Return each line of the listing below, unchanged, and omit the images.

## Data shown
START
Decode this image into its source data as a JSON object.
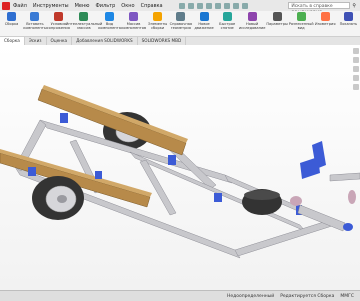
{
  "menu": {
    "items": [
      "Файл",
      "Инструменты",
      "Меню",
      "Фильтр",
      "Окно",
      "Справка"
    ],
    "search_placeholder": "Искать в справке SOLIDWORKS"
  },
  "ribbon": {
    "buttons": [
      "Сборка",
      "Вставить компоненты",
      "Условия сопряжения",
      "Интеллектуальный массив",
      "Вид компонента",
      "Массив компонентов",
      "Элементы сборки",
      "Справочная геометрия",
      "Новое движение",
      "Быстрое снятие",
      "Новый исследование",
      "Параметры",
      "Разнесенный вид",
      "Изометрия",
      "Показать"
    ],
    "colors": [
      "#2f6fd1",
      "#3a7bd5",
      "#c0392b",
      "#2e8b57",
      "#1e88e5",
      "#7e57c2",
      "#f4a300",
      "#607d8b",
      "#1976d2",
      "#26a69a",
      "#8e44ad",
      "#555555",
      "#4caf50",
      "#ff7043",
      "#3f51b5"
    ]
  },
  "tabs": [
    "Сборка",
    "Эскиз",
    "Оценка",
    "Добавления SOLIDWORKS",
    "SOLIDWORKS MBD"
  ],
  "status": {
    "state": "Недоопределенный",
    "mode": "Редактируется Сборка",
    "units": "ММГС"
  },
  "colors": {
    "frame": "#c8c8cc",
    "frame_dark": "#8e8e96",
    "wood": "#b78a4a",
    "tire": "#3a3a3a",
    "bracket": "#3c5bd6",
    "roller": "#c9a6b7"
  }
}
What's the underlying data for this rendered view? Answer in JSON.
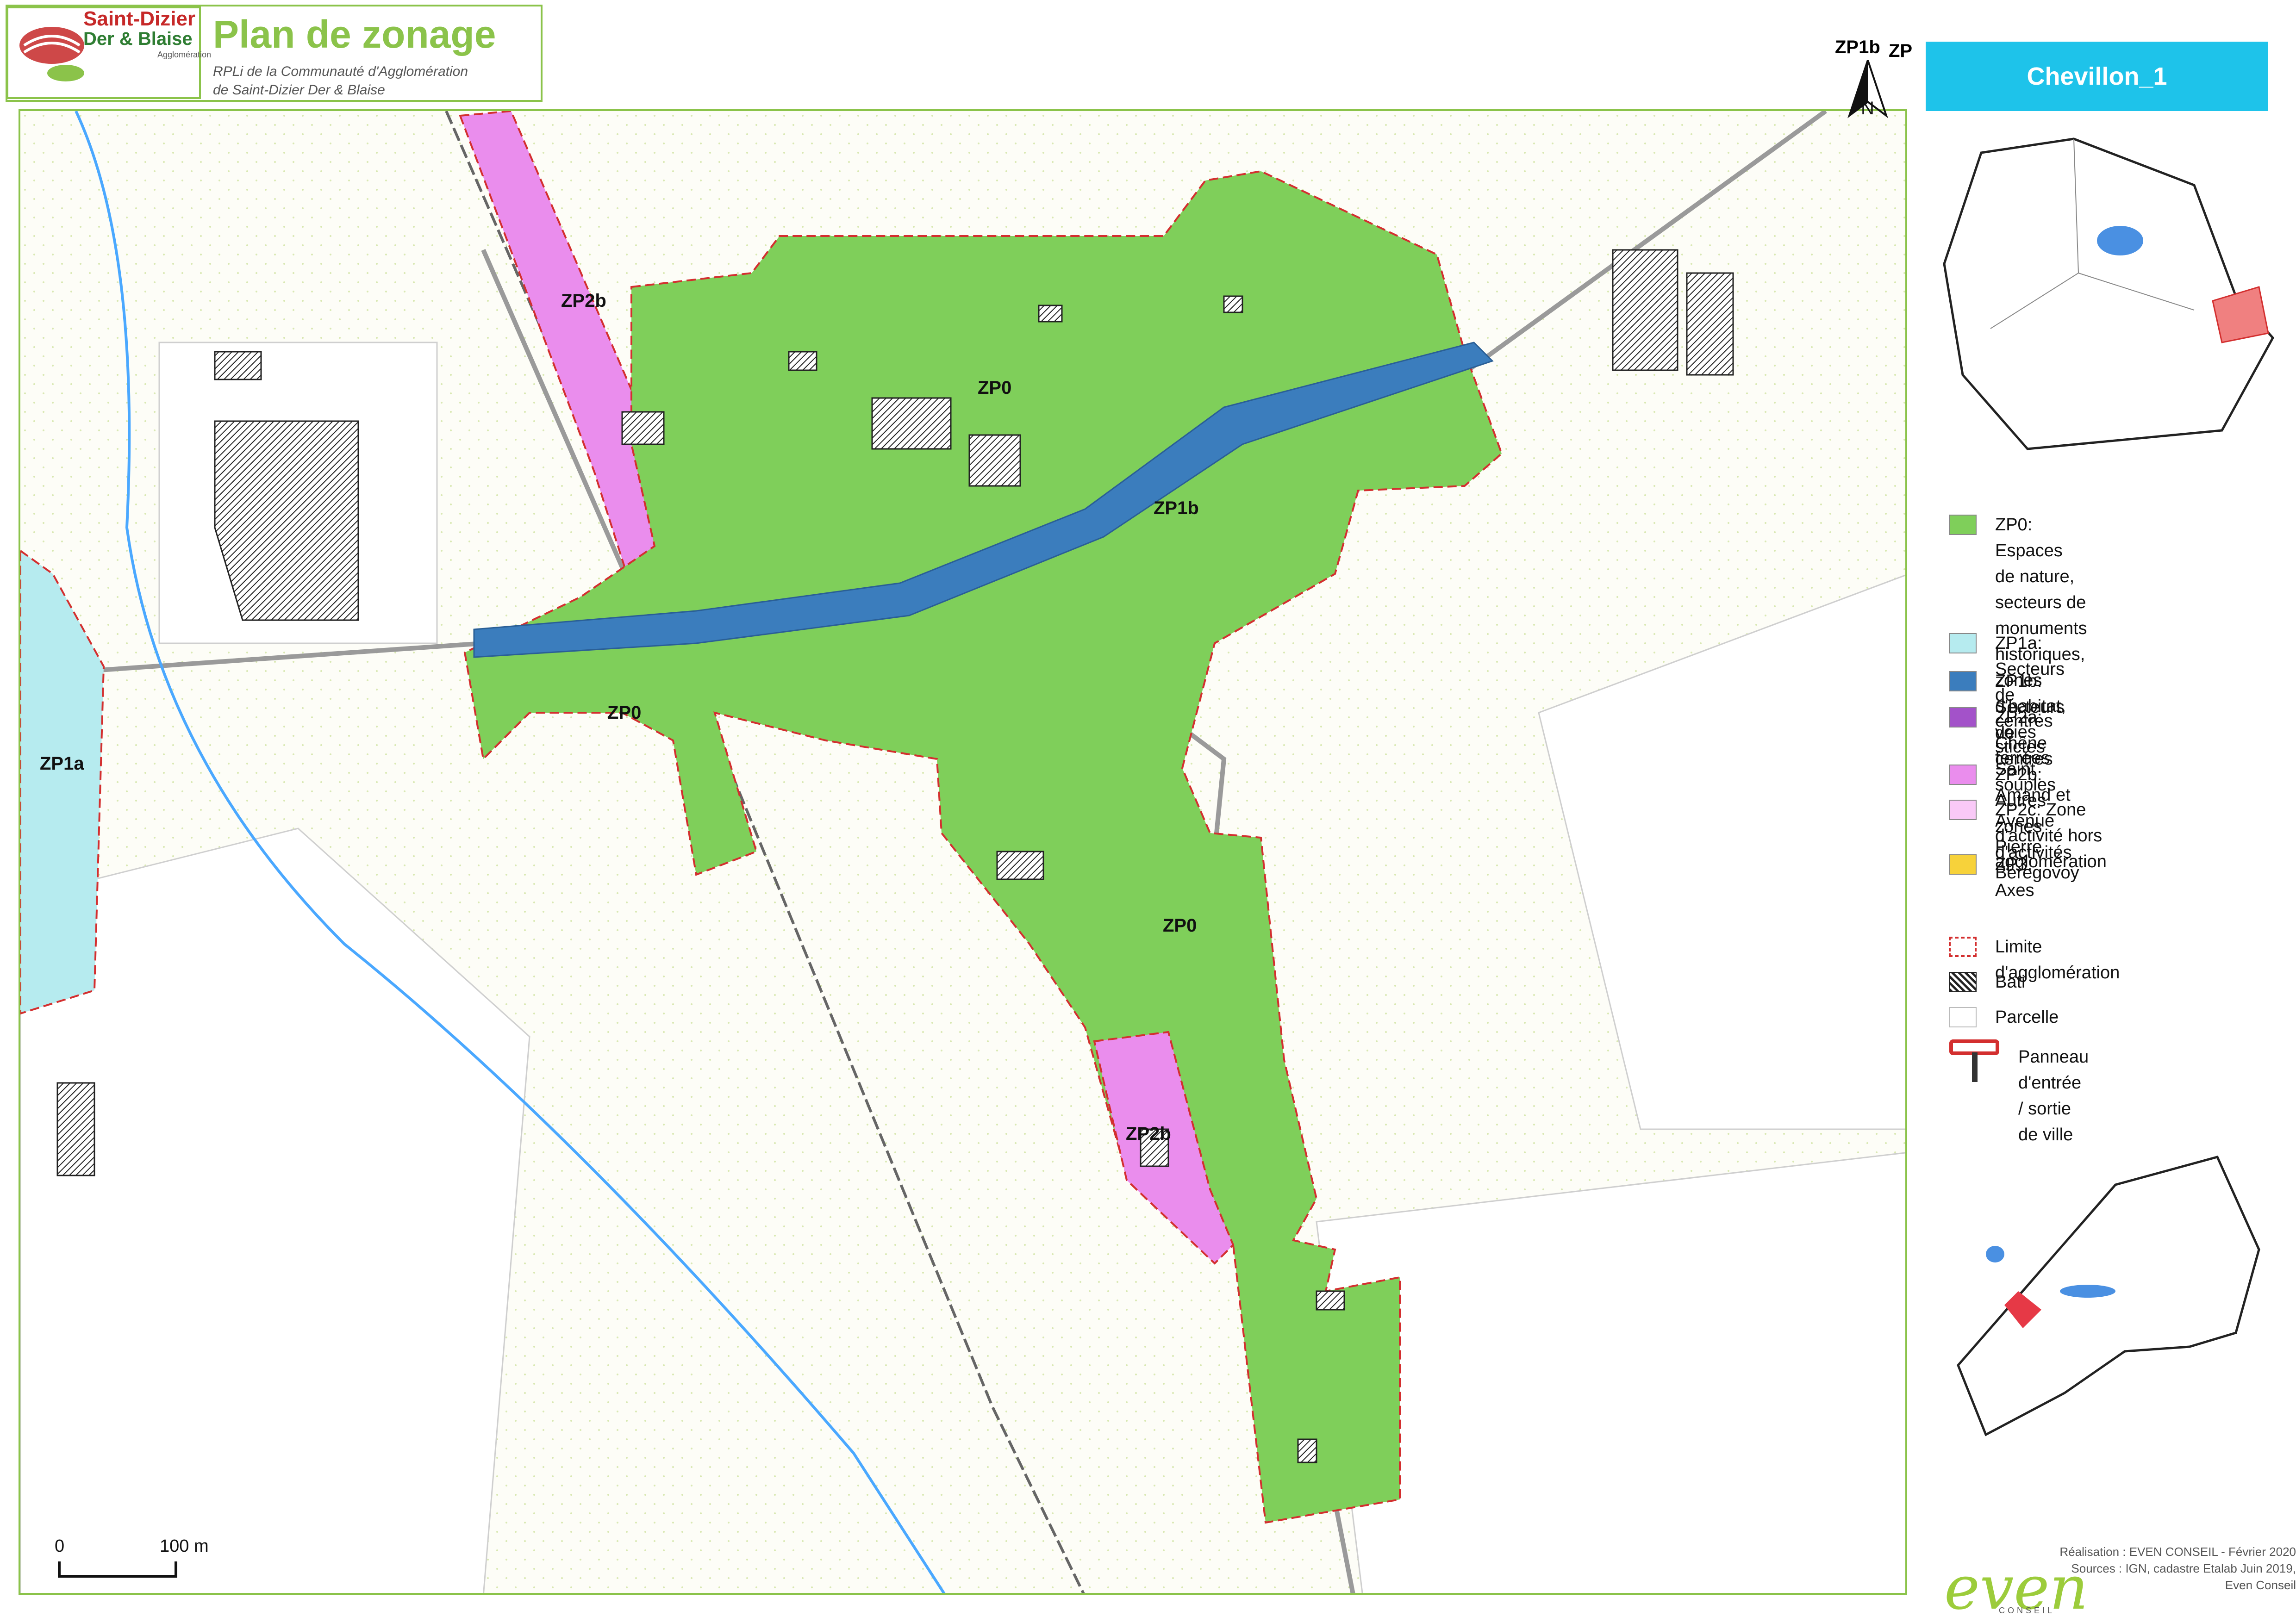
END
## Right answer
Decode this image into its source data as a JSON object.
{
  "menu": {
    "items": [
      "Файл",
      "Инструменты",
      "Меню",
      "Фильтр",
      "Окно",
      "Справка"
    ],
    "search_placeholder": "Искать в справке SOLIDWORKS"
  },
  "ribbon": {
    "buttons": [
      "Сборка",
      "Вставить компоненты",
      "Условия сопряжения",
      "Интеллектуальный массив",
      "Вид компонента",
      "Массив компонентов",
      "Элементы сборки",
      "Справочная геометрия",
      "Новое движение",
      "Быстрое снятие",
      "Новый исследование",
      "Параметры",
      "Разнесенный вид",
      "Изометрия",
      "Показать"
    ],
    "colors": [
      "#2f6fd1",
      "#3a7bd5",
      "#c0392b",
      "#2e8b57",
      "#1e88e5",
      "#7e57c2",
      "#f4a300",
      "#607d8b",
      "#1976d2",
      "#26a69a",
      "#8e44ad",
      "#555555",
      "#4caf50",
      "#ff7043",
      "#3f51b5"
    ]
  },
  "tabs": [
    "Сборка",
    "Эскиз",
    "Оценка",
    "Добавления SOLIDWORKS",
    "SOLIDWORKS MBD"
  ],
  "status": {
    "state": "Недоопределенный",
    "mode": "Редактируется Сборка",
    "units": "ММГС"
  },
  "colors": {
    "frame": "#c8c8cc",
    "frame_dark": "#8e8e96",
    "wood": "#b78a4a",
    "tire": "#3a3a3a",
    "bracket": "#3c5bd6",
    "roller": "#c9a6b7"
  }
}
What's the underlying data for this rendered view? Answer in JSON.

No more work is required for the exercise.